> _Exercise description_
All lines in which the word "title" occurs are to be extracted.

#### Given data ####

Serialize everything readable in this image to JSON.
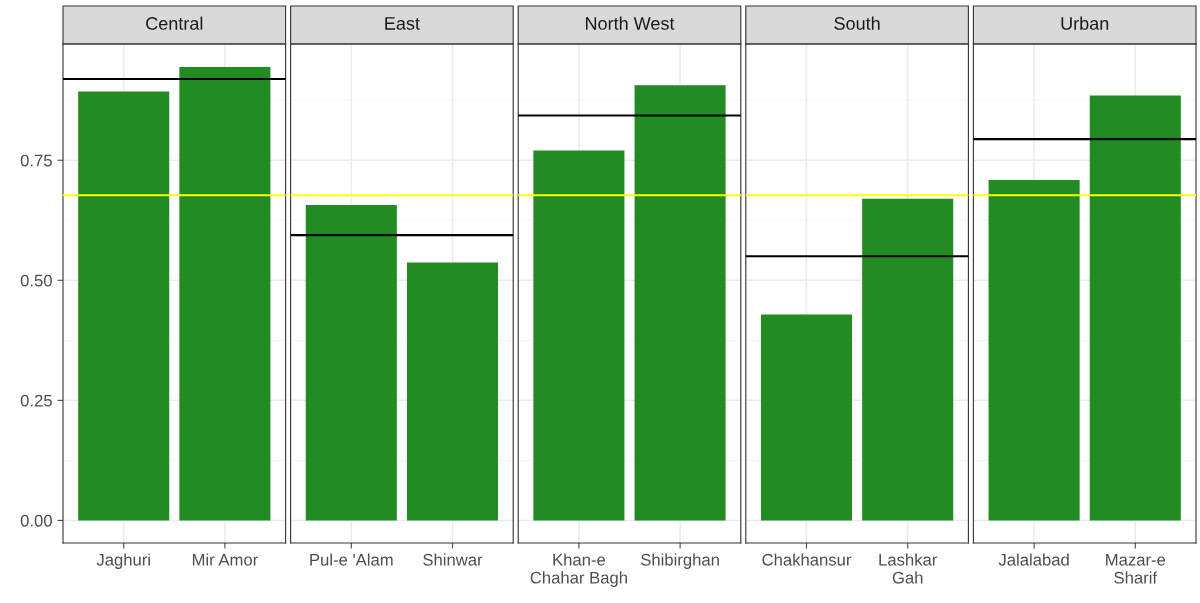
{
  "chart_data": [
    {
      "type": "bar",
      "title": "Central",
      "categories": [
        "Jaghuri",
        "Mir Amor"
      ],
      "values": [
        0.893,
        0.944
      ],
      "color": "#228b22",
      "ylim": [
        -0.047,
        0.992
      ],
      "yticks": [
        {
          "value": 0,
          "label": "0.00"
        },
        {
          "value": 0.25,
          "label": "0.25"
        },
        {
          "value": 0.5,
          "label": "0.50"
        },
        {
          "value": 0.75,
          "label": "0.75"
        }
      ],
      "grid": true,
      "ref_lines": [
        {
          "axis": "y",
          "value": 0.677,
          "color": "#ffff00"
        },
        {
          "axis": "y",
          "value": 0.919,
          "color": "#000000"
        }
      ]
    },
    {
      "type": "bar",
      "title": "East",
      "categories": [
        "Pul-e 'Alam",
        "Shinwar"
      ],
      "values": [
        0.657,
        0.537
      ],
      "color": "#228b22",
      "ylim": [
        -0.047,
        0.992
      ],
      "yticks": [
        0,
        0.25,
        0.5,
        0.75
      ],
      "grid": true,
      "tick_labels": "x",
      "ref_lines": [
        {
          "axis": "y",
          "value": 0.677,
          "color": "#ffff00"
        },
        {
          "axis": "y",
          "value": 0.594,
          "color": "#000000"
        }
      ]
    },
    {
      "type": "bar",
      "title": "North West",
      "categories": [
        "Khan-e\nChahar Bagh",
        "Shibirghan"
      ],
      "values": [
        0.77,
        0.906
      ],
      "color": "#228b22",
      "ylim": [
        -0.047,
        0.992
      ],
      "yticks": [
        0,
        0.25,
        0.5,
        0.75
      ],
      "grid": true,
      "tick_labels": "x",
      "ref_lines": [
        {
          "axis": "y",
          "value": 0.677,
          "color": "#ffff00"
        },
        {
          "axis": "y",
          "value": 0.843,
          "color": "#000000"
        }
      ]
    },
    {
      "type": "bar",
      "title": "South",
      "categories": [
        "Chakhansur",
        "Lashkar\nGah"
      ],
      "values": [
        0.429,
        0.67
      ],
      "color": "#228b22",
      "ylim": [
        -0.047,
        0.992
      ],
      "yticks": [
        0,
        0.25,
        0.5,
        0.75
      ],
      "grid": true,
      "tick_labels": "x",
      "ref_lines": [
        {
          "axis": "y",
          "value": 0.677,
          "color": "#ffff00"
        },
        {
          "axis": "y",
          "value": 0.55,
          "color": "#000000"
        }
      ]
    },
    {
      "type": "bar",
      "title": "Urban",
      "categories": [
        "Jalalabad",
        "Mazar-e\nSharif"
      ],
      "values": [
        0.709,
        0.885
      ],
      "color": "#228b22",
      "ylim": [
        -0.047,
        0.992
      ],
      "yticks": [
        0,
        0.25,
        0.5,
        0.75
      ],
      "grid": true,
      "tick_labels": "x",
      "ref_lines": [
        {
          "axis": "y",
          "value": 0.677,
          "color": "#ffff00"
        },
        {
          "axis": "y",
          "value": 0.794,
          "color": "#000000"
        }
      ]
    }
  ]
}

####

> _Reply_
      "title": "Central",
      "title": "East",
      "title": "North West",
      "title": "South",
      "title": "Urban",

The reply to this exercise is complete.